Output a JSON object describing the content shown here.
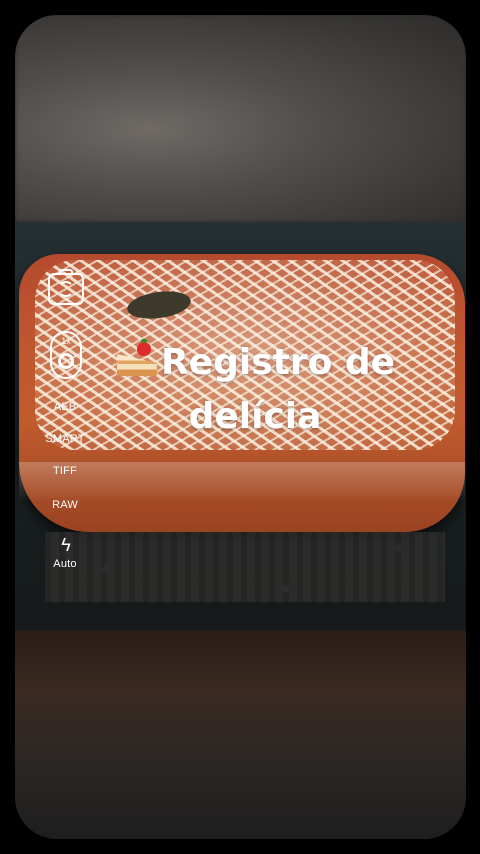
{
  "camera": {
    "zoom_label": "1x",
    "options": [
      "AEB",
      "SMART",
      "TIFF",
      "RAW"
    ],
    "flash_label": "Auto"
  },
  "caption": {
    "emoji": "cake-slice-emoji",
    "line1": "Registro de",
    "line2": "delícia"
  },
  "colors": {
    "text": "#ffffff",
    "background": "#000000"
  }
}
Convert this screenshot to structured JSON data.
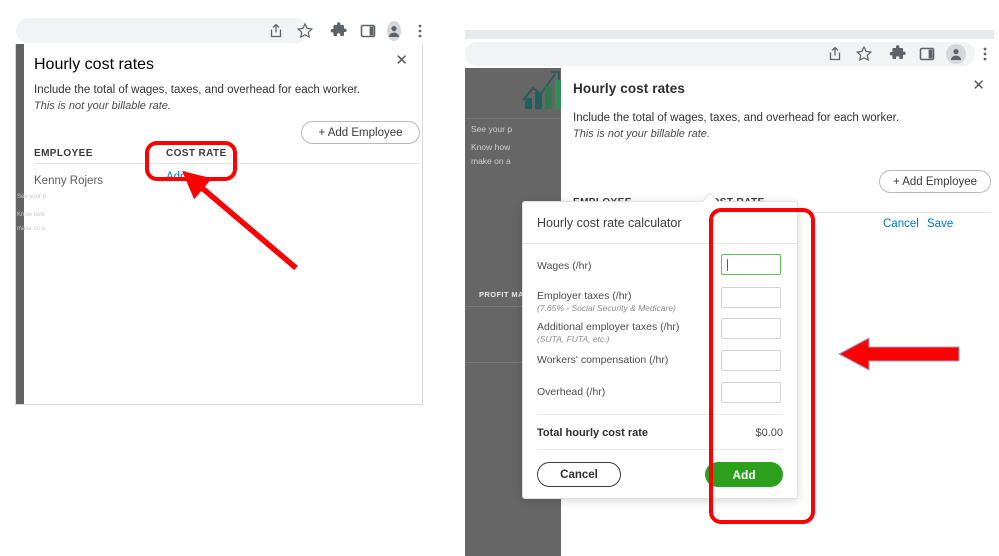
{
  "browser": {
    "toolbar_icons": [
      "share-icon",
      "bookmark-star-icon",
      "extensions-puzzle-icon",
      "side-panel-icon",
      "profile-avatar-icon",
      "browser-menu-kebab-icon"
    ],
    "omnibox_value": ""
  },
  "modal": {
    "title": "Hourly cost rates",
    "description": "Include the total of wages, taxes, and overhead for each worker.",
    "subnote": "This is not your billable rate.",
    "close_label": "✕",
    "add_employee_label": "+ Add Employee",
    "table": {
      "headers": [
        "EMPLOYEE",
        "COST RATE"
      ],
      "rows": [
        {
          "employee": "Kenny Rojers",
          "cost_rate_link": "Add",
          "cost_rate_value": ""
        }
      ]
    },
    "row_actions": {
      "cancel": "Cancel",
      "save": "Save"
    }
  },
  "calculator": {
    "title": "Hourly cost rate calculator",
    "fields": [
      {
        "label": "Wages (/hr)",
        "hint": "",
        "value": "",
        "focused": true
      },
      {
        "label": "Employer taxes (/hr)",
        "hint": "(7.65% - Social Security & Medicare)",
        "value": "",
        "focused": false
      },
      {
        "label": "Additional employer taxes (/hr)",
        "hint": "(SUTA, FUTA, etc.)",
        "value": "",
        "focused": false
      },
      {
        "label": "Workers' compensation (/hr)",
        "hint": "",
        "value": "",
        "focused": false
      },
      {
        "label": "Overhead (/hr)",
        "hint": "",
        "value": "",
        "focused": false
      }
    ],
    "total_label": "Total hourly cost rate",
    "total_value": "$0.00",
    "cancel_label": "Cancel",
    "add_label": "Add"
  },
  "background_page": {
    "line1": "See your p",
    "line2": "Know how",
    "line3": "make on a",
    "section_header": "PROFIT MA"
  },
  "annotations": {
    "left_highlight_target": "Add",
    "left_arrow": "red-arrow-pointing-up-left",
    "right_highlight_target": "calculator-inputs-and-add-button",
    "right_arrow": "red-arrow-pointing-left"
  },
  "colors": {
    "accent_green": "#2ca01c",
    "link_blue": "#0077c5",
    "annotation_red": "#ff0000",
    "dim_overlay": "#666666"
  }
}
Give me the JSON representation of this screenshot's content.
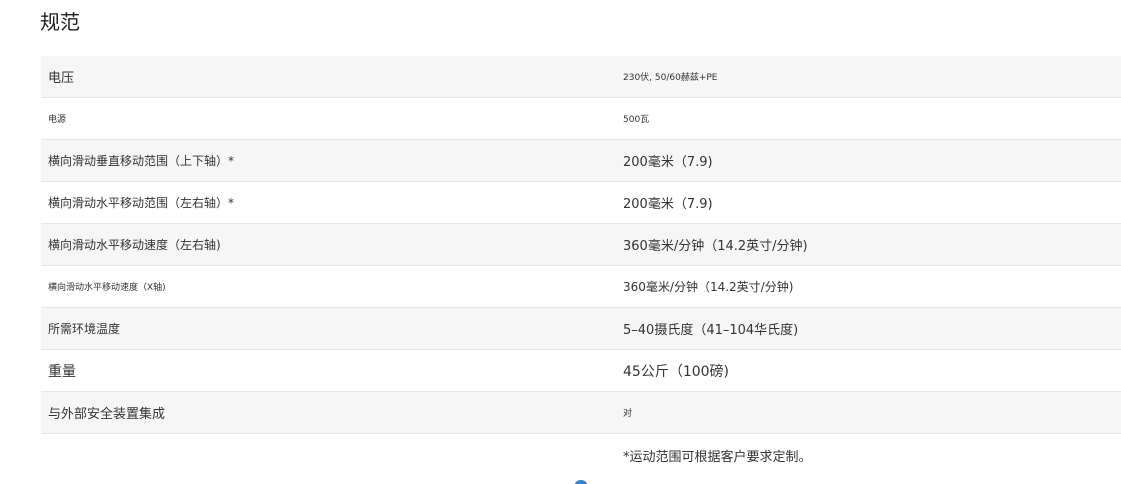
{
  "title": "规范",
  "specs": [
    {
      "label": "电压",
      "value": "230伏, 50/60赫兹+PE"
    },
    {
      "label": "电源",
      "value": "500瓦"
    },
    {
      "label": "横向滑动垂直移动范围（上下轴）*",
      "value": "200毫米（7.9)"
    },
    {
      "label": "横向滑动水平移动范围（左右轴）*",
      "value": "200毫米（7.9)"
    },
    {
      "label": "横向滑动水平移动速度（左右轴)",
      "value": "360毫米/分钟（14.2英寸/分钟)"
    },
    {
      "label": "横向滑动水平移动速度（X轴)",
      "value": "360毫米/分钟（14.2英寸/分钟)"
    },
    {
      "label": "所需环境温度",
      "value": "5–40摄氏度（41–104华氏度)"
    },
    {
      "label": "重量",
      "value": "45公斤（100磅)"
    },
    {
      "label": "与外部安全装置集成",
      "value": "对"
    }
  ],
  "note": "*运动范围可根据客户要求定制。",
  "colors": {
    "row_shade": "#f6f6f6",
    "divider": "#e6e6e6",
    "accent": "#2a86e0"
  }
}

++++++

### Your task
Extract every line above containing the word "screenshot".

### Answer to the problem
Convert this screenshot to structured JSON data.
Give me the JSON representation of this screenshot's content.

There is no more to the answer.